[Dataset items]
▬▬▬

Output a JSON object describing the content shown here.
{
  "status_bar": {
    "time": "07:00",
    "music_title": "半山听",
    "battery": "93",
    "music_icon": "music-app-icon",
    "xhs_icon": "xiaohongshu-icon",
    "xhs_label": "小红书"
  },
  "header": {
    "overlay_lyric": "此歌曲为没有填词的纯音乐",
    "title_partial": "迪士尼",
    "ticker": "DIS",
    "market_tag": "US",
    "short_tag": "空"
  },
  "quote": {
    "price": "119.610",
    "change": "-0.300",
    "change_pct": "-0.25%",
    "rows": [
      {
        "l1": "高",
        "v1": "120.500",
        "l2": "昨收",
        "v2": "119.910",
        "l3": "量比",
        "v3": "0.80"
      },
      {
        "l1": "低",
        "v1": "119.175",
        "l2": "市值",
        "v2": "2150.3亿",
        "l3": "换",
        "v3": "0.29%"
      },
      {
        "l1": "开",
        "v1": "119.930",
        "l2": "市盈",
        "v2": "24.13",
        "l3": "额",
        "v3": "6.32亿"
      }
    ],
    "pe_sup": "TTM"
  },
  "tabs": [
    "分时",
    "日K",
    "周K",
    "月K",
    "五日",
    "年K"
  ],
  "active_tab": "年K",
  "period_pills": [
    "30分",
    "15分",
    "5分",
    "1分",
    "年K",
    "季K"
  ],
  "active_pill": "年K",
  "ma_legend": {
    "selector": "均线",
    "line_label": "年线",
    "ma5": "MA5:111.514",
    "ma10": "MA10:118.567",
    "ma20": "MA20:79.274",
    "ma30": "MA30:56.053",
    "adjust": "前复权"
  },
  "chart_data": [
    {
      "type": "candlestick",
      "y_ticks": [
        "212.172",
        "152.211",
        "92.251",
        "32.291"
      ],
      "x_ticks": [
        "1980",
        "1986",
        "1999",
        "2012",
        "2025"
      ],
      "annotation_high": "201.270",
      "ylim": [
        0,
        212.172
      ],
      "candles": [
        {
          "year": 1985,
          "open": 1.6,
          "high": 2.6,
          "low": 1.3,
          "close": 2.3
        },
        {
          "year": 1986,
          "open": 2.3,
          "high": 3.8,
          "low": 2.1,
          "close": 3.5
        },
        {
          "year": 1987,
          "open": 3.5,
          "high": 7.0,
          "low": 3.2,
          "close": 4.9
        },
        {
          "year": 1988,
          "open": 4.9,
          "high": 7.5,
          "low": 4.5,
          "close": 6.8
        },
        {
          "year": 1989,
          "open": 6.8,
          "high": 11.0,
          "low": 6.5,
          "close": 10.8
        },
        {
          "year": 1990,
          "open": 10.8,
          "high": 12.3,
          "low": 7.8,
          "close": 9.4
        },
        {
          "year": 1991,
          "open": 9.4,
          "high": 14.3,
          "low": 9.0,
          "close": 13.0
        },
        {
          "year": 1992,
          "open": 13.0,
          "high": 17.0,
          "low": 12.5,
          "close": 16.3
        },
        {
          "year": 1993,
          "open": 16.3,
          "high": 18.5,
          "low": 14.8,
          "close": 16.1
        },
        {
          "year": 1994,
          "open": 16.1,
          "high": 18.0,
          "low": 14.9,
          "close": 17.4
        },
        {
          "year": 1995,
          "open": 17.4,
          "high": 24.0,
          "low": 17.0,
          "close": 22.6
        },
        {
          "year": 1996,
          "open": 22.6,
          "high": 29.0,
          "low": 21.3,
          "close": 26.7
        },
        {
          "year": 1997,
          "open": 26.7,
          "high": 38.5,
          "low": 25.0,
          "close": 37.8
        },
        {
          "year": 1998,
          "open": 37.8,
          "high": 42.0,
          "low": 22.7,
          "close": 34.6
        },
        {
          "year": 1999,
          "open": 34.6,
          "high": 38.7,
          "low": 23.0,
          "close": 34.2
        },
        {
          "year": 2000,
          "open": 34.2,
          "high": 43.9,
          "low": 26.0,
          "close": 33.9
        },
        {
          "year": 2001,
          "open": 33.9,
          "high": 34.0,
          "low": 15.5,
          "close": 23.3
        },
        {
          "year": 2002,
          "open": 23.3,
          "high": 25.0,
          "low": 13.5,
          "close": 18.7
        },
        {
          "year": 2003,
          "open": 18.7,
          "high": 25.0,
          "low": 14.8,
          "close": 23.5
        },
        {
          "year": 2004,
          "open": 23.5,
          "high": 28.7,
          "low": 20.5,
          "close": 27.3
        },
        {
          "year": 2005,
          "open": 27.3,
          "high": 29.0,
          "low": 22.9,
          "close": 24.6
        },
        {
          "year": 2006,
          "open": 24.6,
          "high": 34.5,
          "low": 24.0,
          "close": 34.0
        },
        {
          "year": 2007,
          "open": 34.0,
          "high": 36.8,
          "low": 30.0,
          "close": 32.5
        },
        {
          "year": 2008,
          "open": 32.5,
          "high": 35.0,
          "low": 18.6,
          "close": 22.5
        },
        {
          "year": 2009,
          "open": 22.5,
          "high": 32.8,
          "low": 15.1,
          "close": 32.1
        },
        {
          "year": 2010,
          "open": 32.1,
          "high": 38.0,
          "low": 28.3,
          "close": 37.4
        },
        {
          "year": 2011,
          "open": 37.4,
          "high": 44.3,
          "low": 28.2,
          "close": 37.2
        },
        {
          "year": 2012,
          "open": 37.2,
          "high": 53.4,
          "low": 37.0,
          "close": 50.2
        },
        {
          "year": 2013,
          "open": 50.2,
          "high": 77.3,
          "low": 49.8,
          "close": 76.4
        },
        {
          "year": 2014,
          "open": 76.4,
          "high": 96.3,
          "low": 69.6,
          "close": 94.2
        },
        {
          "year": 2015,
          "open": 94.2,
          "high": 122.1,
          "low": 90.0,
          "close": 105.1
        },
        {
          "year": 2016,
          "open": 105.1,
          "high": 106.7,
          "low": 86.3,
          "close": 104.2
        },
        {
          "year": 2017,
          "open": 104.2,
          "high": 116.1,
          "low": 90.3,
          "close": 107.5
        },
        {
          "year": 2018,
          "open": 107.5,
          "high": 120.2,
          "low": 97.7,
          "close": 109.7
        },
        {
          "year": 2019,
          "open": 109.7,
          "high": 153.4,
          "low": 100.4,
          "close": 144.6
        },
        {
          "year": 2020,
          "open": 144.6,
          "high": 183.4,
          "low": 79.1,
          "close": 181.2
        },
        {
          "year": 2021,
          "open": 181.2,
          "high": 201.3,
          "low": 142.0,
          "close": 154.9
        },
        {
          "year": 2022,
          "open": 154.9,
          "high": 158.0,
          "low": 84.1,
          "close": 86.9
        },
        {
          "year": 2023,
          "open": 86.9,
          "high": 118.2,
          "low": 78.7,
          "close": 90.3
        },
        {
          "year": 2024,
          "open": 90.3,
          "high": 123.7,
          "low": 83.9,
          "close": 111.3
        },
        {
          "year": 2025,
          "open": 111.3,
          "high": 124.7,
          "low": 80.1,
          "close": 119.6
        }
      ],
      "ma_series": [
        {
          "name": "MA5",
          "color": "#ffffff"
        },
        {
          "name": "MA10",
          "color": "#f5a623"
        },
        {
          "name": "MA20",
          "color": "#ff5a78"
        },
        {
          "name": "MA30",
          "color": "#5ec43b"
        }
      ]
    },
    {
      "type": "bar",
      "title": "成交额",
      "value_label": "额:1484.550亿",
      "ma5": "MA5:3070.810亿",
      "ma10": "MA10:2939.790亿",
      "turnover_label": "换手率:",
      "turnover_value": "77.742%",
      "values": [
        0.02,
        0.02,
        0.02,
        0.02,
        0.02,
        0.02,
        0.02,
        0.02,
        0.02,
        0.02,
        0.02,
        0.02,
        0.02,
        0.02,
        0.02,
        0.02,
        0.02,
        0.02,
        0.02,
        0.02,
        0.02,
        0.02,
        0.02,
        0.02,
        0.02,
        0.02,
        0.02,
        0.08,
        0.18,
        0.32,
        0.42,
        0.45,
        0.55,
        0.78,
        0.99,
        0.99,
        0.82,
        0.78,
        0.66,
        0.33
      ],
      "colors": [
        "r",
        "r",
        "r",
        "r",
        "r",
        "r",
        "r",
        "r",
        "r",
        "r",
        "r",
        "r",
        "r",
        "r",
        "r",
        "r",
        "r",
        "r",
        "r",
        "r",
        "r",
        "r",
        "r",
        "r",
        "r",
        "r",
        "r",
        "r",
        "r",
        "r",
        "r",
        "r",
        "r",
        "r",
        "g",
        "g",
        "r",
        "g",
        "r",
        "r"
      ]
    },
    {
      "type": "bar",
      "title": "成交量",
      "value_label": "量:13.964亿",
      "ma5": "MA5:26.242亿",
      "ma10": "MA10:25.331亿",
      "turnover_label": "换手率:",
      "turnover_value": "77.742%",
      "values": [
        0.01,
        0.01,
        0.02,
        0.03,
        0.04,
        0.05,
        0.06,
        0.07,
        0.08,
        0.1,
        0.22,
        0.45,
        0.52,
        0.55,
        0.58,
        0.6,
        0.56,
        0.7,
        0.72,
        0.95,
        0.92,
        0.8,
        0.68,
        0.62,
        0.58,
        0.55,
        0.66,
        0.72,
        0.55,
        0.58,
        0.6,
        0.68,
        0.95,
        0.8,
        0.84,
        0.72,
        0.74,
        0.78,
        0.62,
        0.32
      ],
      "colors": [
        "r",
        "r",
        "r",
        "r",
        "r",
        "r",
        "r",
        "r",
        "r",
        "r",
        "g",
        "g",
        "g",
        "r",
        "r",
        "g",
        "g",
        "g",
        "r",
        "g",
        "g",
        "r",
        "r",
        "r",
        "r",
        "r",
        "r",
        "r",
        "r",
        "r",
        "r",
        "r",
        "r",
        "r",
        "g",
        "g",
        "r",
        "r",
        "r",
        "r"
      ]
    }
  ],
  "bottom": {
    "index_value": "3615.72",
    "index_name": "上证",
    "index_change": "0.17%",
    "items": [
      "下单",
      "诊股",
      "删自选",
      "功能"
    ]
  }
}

▬▬▬

- _TASK DIRECTIONS_:
State the count of lines holding the string "icon" in the listing above, and nothing else.

- _EXERCISE RESPONSE_:
2